— Figure contents as structured data —
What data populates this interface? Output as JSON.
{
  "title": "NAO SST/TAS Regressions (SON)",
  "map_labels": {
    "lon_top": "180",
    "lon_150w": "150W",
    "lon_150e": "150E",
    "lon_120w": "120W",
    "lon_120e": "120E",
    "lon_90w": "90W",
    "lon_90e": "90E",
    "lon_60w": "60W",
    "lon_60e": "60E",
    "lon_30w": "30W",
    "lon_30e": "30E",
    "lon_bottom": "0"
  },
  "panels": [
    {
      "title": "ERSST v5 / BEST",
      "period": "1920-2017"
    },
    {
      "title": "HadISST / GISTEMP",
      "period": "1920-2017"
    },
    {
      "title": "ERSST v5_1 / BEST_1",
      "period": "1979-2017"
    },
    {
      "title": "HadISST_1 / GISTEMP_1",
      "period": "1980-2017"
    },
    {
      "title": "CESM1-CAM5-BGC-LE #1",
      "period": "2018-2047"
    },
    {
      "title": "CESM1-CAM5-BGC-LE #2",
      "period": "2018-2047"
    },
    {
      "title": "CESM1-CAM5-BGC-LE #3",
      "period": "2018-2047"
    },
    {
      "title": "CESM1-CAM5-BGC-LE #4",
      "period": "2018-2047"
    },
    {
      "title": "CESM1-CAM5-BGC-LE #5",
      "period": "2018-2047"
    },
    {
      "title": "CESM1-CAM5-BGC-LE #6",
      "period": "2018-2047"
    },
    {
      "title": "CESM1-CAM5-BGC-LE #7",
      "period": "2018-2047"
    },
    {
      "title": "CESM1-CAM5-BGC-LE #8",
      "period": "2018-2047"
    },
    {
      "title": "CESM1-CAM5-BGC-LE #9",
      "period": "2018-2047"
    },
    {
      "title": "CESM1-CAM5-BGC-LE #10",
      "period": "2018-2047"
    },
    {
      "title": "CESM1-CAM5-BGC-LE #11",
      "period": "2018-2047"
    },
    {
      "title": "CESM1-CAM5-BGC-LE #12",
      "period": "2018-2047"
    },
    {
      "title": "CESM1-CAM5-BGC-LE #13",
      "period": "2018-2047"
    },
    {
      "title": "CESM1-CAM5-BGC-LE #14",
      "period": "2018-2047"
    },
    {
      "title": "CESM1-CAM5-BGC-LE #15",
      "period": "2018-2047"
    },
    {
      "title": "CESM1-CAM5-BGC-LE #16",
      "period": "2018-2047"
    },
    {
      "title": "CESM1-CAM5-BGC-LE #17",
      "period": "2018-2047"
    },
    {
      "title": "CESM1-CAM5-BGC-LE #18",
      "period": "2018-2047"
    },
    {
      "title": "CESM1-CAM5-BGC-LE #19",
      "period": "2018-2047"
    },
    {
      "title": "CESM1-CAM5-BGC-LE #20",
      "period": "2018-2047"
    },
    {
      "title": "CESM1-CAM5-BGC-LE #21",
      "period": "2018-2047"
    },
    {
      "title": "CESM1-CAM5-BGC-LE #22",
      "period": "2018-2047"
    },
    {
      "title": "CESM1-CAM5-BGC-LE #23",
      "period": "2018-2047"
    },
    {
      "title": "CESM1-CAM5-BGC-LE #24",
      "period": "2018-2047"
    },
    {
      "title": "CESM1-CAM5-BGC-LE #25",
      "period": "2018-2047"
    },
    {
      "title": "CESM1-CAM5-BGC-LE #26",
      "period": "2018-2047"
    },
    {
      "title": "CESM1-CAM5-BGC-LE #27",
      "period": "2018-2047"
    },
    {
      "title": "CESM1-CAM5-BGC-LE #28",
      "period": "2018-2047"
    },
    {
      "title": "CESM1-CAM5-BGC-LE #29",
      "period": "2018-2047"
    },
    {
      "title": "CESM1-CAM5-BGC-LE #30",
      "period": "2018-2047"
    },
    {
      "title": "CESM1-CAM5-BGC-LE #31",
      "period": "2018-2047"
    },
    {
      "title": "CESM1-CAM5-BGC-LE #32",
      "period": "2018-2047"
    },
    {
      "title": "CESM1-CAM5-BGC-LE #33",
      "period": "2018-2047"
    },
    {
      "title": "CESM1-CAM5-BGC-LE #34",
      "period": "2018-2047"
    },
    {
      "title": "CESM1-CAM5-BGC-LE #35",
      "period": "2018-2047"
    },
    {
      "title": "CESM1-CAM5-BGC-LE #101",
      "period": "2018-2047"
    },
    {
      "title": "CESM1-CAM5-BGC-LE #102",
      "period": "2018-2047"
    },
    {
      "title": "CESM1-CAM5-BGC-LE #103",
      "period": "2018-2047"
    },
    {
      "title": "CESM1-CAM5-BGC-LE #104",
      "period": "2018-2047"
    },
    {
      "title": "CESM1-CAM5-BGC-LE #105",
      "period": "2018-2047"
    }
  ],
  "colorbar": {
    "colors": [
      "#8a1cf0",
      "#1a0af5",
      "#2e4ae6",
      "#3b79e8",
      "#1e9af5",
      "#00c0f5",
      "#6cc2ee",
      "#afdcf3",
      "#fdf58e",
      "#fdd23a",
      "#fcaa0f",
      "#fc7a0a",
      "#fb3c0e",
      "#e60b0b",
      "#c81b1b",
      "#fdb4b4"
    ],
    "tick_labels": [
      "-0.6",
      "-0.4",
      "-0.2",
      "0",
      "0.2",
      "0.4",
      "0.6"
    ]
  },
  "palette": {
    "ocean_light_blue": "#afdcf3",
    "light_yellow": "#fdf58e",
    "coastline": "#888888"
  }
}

— What you have to do —
Scan the material above for the word "ERSST". Copy each line where it occurs.

— Response to this task —
      "title": "ERSST v5 / BEST",
      "title": "ERSST v5_1 / BEST_1",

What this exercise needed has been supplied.